#### [BRIEF]
Reproduce the records below in full and word for word, excluding pictures.

#### [DATA PROVIDED]
____

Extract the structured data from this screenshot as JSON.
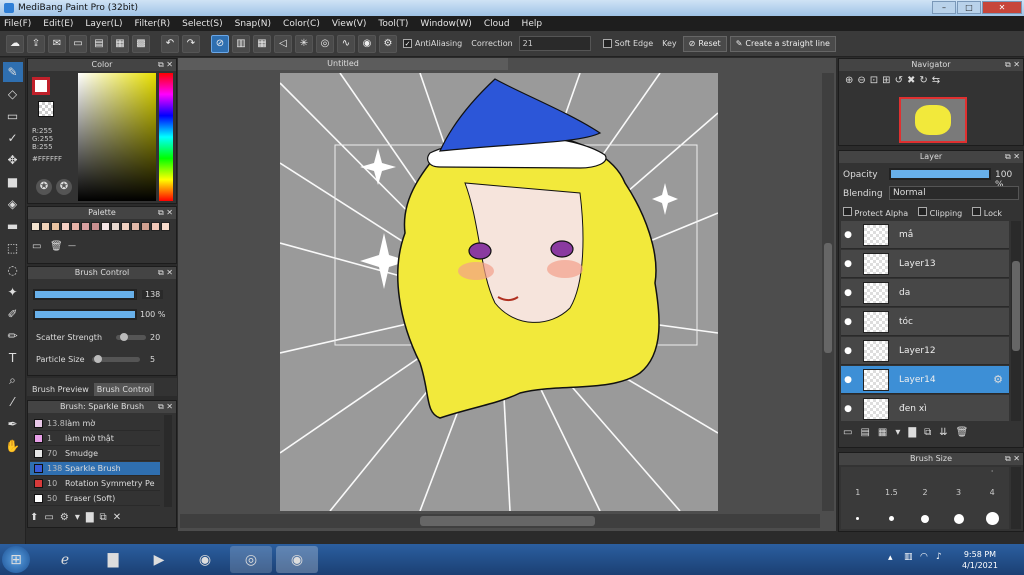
{
  "window": {
    "title": "MediBang Paint Pro (32bit)"
  },
  "menu": [
    "File(F)",
    "Edit(E)",
    "Layer(L)",
    "Filter(R)",
    "Select(S)",
    "Snap(N)",
    "Color(C)",
    "View(V)",
    "Tool(T)",
    "Window(W)",
    "Cloud",
    "Help"
  ],
  "toolbar": {
    "antialiasing_label": "AntiAliasing",
    "correction_label": "Correction",
    "correction_value": "21",
    "soft_edge_label": "Soft Edge",
    "key_label": "Key",
    "reset_label": "Reset",
    "straight_line_label": "Create a straight line"
  },
  "canvas": {
    "tab_title": "Untitled"
  },
  "color_panel": {
    "title": "Color",
    "r": "R:255",
    "g": "G:255",
    "b": "B:255",
    "hex": "#FFFFFF"
  },
  "palette_panel": {
    "title": "Palette",
    "swatches": [
      "#f3e3cf",
      "#f0d2b8",
      "#e8c2a0",
      "#f4cfc3",
      "#e8b4a8",
      "#d8a0a0",
      "#c98f8f",
      "#f4e6e6",
      "#e7d8cf",
      "#f0d0c0",
      "#e0b8a8",
      "#d0a090",
      "#f2c8b8",
      "#f8dccc"
    ]
  },
  "brush_control": {
    "title": "Brush Control",
    "size_value": "138",
    "opacity_value": "100 %",
    "scatter_label": "Scatter Strength",
    "scatter_value": "20",
    "particle_label": "Particle Size",
    "particle_value": "5",
    "tab_preview": "Brush Preview",
    "tab_control": "Brush Control",
    "size_fraction": 0.99,
    "opacity_fraction": 1.0,
    "scatter_fraction": 0.2,
    "particle_fraction": 0.05
  },
  "brush_list": {
    "title": "Brush: Sparkle Brush",
    "items": [
      {
        "val": "13.8",
        "name": "làm mờ",
        "color": "#e8c8e8"
      },
      {
        "val": "1",
        "name": "làm mờ thật",
        "color": "#e8a0e8"
      },
      {
        "val": "70",
        "name": "Smudge",
        "color": "#e6e6e6"
      },
      {
        "val": "138",
        "name": "Sparkle Brush",
        "color": "#3a5bd8",
        "selected": true
      },
      {
        "val": "10",
        "name": "Rotation Symmetry Pe",
        "color": "#d83a3a"
      },
      {
        "val": "50",
        "name": "Eraser (Soft)",
        "color": "#ffffff"
      }
    ]
  },
  "navigator": {
    "title": "Navigator"
  },
  "layer_panel": {
    "title": "Layer",
    "opacity_label": "Opacity",
    "opacity_value": "100 %",
    "opacity_fraction": 1.0,
    "blending_label": "Blending",
    "blending_value": "Normal",
    "protect_alpha": "Protect Alpha",
    "clipping": "Clipping",
    "lock": "Lock",
    "layers": [
      {
        "name": "mắ"
      },
      {
        "name": "Layer13"
      },
      {
        "name": "da"
      },
      {
        "name": "tóc"
      },
      {
        "name": "Layer12"
      },
      {
        "name": "Layer14",
        "selected": true
      },
      {
        "name": "đen xì"
      }
    ]
  },
  "brush_size_panel": {
    "title": "Brush Size",
    "sizes": [
      "1",
      "1.5",
      "2",
      "3",
      "4"
    ]
  },
  "taskbar": {
    "time": "9:58 PM",
    "date": "4/1/2021"
  }
}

____

#### [SOLUTION]
Extract the structured data from this screenshot as JSON.
{
  "window": {
    "title": "MediBang Paint Pro (32bit)"
  },
  "menu": [
    "File(F)",
    "Edit(E)",
    "Layer(L)",
    "Filter(R)",
    "Select(S)",
    "Snap(N)",
    "Color(C)",
    "View(V)",
    "Tool(T)",
    "Window(W)",
    "Cloud",
    "Help"
  ],
  "toolbar": {
    "antialiasing_label": "AntiAliasing",
    "correction_label": "Correction",
    "correction_value": "21",
    "soft_edge_label": "Soft Edge",
    "key_label": "Key",
    "reset_label": "Reset",
    "straight_line_label": "Create a straight line"
  },
  "canvas": {
    "tab_title": "Untitled"
  },
  "color_panel": {
    "title": "Color",
    "r": "R:255",
    "g": "G:255",
    "b": "B:255",
    "hex": "#FFFFFF"
  },
  "palette_panel": {
    "title": "Palette",
    "swatches": [
      "#f3e3cf",
      "#f0d2b8",
      "#e8c2a0",
      "#f4cfc3",
      "#e8b4a8",
      "#d8a0a0",
      "#c98f8f",
      "#f4e6e6",
      "#e7d8cf",
      "#f0d0c0",
      "#e0b8a8",
      "#d0a090",
      "#f2c8b8",
      "#f8dccc"
    ]
  },
  "brush_control": {
    "title": "Brush Control",
    "size_value": "138",
    "opacity_value": "100 %",
    "scatter_label": "Scatter Strength",
    "scatter_value": "20",
    "particle_label": "Particle Size",
    "particle_value": "5",
    "tab_preview": "Brush Preview",
    "tab_control": "Brush Control",
    "size_fraction": 0.99,
    "opacity_fraction": 1.0,
    "scatter_fraction": 0.2,
    "particle_fraction": 0.05
  },
  "brush_list": {
    "title": "Brush: Sparkle Brush",
    "items": [
      {
        "val": "13.8",
        "name": "làm mờ",
        "color": "#e8c8e8"
      },
      {
        "val": "1",
        "name": "làm mờ thật",
        "color": "#e8a0e8"
      },
      {
        "val": "70",
        "name": "Smudge",
        "color": "#e6e6e6"
      },
      {
        "val": "138",
        "name": "Sparkle Brush",
        "color": "#3a5bd8",
        "selected": true
      },
      {
        "val": "10",
        "name": "Rotation Symmetry Pe",
        "color": "#d83a3a"
      },
      {
        "val": "50",
        "name": "Eraser (Soft)",
        "color": "#ffffff"
      }
    ]
  },
  "navigator": {
    "title": "Navigator"
  },
  "layer_panel": {
    "title": "Layer",
    "opacity_label": "Opacity",
    "opacity_value": "100 %",
    "opacity_fraction": 1.0,
    "blending_label": "Blending",
    "blending_value": "Normal",
    "protect_alpha": "Protect Alpha",
    "clipping": "Clipping",
    "lock": "Lock",
    "layers": [
      {
        "name": "mắ"
      },
      {
        "name": "Layer13"
      },
      {
        "name": "da"
      },
      {
        "name": "tóc"
      },
      {
        "name": "Layer12"
      },
      {
        "name": "Layer14",
        "selected": true
      },
      {
        "name": "đen xì"
      }
    ]
  },
  "brush_size_panel": {
    "title": "Brush Size",
    "sizes": [
      "1",
      "1.5",
      "2",
      "3",
      "4"
    ]
  },
  "taskbar": {
    "time": "9:58 PM",
    "date": "4/1/2021"
  }
}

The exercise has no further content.